SHORT TASK: Write out, exactly as they appear, only the lines running from the line with "Give me a plain-text" to the final line of the listing; include both.

TASK DATA:

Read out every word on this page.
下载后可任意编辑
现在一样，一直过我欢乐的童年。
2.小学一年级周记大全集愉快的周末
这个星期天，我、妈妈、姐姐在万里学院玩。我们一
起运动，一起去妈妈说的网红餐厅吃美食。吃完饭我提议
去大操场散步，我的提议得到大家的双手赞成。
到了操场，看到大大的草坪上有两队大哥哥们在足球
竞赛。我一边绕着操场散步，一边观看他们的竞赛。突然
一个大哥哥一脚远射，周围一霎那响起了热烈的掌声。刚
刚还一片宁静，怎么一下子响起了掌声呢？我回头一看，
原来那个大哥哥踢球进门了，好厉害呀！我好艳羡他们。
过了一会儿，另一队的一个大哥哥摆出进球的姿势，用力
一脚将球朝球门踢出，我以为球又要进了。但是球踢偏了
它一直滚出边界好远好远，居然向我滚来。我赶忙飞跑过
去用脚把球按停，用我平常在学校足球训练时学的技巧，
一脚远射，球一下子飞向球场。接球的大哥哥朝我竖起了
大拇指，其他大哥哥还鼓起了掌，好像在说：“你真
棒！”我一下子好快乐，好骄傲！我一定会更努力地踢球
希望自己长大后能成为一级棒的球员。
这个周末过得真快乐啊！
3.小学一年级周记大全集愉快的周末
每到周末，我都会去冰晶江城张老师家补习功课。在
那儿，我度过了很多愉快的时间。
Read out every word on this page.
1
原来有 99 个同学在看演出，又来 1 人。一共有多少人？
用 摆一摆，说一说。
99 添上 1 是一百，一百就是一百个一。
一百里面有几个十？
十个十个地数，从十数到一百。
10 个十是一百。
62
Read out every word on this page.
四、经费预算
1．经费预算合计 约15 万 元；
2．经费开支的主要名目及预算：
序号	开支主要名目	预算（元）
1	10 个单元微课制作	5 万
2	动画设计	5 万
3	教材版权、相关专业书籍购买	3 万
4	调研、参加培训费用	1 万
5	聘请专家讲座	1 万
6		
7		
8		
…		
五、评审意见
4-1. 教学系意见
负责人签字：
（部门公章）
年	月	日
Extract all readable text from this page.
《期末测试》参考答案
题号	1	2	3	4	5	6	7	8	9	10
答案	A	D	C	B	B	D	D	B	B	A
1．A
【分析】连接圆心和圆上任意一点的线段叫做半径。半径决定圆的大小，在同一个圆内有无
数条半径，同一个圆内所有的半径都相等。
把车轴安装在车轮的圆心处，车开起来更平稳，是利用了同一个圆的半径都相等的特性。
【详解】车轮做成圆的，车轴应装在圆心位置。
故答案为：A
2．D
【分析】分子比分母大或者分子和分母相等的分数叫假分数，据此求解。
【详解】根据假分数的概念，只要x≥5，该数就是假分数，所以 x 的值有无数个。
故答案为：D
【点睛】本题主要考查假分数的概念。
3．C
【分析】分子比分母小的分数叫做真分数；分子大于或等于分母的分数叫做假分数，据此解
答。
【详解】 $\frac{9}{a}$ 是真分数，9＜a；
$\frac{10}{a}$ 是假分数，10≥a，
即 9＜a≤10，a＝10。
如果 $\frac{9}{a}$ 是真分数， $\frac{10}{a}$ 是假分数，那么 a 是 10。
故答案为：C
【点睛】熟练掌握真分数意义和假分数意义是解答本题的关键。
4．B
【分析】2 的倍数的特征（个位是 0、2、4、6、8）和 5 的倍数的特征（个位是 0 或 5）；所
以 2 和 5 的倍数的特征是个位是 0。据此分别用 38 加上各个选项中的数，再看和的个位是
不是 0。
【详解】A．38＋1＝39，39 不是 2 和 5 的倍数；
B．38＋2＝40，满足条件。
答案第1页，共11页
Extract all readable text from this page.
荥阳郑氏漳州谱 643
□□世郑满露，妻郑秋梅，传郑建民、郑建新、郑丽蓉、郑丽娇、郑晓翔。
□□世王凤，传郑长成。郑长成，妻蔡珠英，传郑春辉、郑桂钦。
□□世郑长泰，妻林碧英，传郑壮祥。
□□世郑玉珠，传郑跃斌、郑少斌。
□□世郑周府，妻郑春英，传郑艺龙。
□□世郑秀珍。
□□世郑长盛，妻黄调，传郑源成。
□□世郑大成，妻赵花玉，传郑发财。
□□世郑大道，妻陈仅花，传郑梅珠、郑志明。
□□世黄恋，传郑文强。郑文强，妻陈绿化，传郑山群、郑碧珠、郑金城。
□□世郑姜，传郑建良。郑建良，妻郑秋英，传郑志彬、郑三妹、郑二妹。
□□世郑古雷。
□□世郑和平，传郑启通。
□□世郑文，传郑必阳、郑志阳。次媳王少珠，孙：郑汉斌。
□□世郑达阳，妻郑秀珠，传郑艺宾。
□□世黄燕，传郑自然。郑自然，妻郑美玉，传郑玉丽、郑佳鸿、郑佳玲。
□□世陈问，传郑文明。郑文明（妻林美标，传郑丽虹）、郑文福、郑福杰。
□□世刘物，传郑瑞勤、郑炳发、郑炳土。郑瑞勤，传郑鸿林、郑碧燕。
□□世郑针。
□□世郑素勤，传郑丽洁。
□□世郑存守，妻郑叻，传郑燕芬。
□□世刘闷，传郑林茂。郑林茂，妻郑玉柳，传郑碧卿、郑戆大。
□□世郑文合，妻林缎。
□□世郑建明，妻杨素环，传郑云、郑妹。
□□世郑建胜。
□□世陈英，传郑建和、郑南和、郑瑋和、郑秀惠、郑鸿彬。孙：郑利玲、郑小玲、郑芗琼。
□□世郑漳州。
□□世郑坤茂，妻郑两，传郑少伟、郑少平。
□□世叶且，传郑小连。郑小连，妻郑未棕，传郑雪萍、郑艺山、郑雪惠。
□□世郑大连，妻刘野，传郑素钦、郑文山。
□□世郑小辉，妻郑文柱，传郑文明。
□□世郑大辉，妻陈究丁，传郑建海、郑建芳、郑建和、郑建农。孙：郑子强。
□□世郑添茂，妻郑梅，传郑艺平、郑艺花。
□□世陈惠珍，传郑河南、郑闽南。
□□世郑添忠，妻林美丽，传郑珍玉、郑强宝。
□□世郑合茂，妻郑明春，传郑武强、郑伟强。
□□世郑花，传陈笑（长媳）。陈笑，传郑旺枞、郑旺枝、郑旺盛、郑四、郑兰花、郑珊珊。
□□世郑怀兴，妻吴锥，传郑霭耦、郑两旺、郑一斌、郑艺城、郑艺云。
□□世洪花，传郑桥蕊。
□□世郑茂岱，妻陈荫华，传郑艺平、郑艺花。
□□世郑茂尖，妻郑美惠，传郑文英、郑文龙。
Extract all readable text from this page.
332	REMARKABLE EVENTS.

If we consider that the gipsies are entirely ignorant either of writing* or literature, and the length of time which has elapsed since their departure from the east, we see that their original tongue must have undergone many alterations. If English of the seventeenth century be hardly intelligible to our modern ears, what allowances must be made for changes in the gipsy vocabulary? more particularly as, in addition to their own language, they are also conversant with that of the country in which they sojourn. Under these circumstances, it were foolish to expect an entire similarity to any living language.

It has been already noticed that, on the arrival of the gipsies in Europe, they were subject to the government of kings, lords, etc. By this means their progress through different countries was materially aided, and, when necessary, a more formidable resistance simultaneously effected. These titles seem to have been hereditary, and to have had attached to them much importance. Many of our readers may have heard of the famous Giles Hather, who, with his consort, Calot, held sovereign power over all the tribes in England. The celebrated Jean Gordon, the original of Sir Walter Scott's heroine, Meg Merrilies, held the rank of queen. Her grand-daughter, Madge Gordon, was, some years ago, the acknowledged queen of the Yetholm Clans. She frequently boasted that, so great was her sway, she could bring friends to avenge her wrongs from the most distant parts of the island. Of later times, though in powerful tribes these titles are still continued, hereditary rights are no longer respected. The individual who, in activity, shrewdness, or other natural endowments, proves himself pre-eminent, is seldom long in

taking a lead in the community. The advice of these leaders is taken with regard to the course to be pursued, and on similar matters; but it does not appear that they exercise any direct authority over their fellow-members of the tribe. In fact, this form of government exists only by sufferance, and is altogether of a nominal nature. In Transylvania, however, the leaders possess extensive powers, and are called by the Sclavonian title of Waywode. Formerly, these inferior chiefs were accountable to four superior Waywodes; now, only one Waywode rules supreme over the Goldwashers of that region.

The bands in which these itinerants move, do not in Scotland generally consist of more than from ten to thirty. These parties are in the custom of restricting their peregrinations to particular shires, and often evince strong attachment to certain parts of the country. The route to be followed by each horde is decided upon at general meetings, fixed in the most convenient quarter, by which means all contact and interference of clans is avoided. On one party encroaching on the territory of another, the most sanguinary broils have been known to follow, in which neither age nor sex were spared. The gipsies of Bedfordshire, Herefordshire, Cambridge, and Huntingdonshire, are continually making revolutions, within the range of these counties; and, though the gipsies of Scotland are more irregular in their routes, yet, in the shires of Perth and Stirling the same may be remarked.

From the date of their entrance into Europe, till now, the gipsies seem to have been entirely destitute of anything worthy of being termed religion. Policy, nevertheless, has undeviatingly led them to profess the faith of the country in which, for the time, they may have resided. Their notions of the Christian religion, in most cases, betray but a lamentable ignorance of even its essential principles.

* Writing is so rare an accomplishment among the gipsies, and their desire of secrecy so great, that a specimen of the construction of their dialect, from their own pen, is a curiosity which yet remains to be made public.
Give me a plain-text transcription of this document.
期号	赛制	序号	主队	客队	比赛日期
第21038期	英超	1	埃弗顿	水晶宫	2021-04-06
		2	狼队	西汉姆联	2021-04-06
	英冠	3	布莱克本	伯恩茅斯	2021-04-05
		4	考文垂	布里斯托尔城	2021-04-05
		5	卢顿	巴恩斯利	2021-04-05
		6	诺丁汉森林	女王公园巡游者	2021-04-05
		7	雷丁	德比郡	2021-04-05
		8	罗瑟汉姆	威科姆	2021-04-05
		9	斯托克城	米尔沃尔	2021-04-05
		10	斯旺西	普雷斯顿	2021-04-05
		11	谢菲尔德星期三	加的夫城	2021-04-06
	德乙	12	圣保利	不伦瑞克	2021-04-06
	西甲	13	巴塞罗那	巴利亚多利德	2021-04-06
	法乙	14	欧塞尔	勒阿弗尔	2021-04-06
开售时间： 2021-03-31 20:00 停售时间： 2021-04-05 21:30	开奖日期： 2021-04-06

RESULT:
Give me a plain-text transcription of this document.
期号	赛制	序号	主队	客队	比赛日期
第21038期	英超	1	埃弗顿	水晶宫	2021-04-06
		2	狼队	西汉姆联	2021-04-06
	英冠	3	布莱克本	伯恩茅斯	2021-04-05
		4	考文垂	布里斯托尔城	2021-04-05
		5	卢顿	巴恩斯利	2021-04-05
		6	诺丁汉森林	女王公园巡游者	2021-04-05
		7	雷丁	德比郡	2021-04-05
		8	罗瑟汉姆	威科姆	2021-04-05
		9	斯托克城	米尔沃尔	2021-04-05
		10	斯旺西	普雷斯顿	2021-04-05
		11	谢菲尔德星期三	加的夫城	2021-04-06
	德乙	12	圣保利	不伦瑞克	2021-04-06
	西甲	13	巴塞罗那	巴利亚多利德	2021-04-06
	法乙	14	欧塞尔	勒阿弗尔	2021-04-06
开售时间： 2021-03-31 20:00 停售时间： 2021-04-05 21:30	开奖日期： 2021-04-06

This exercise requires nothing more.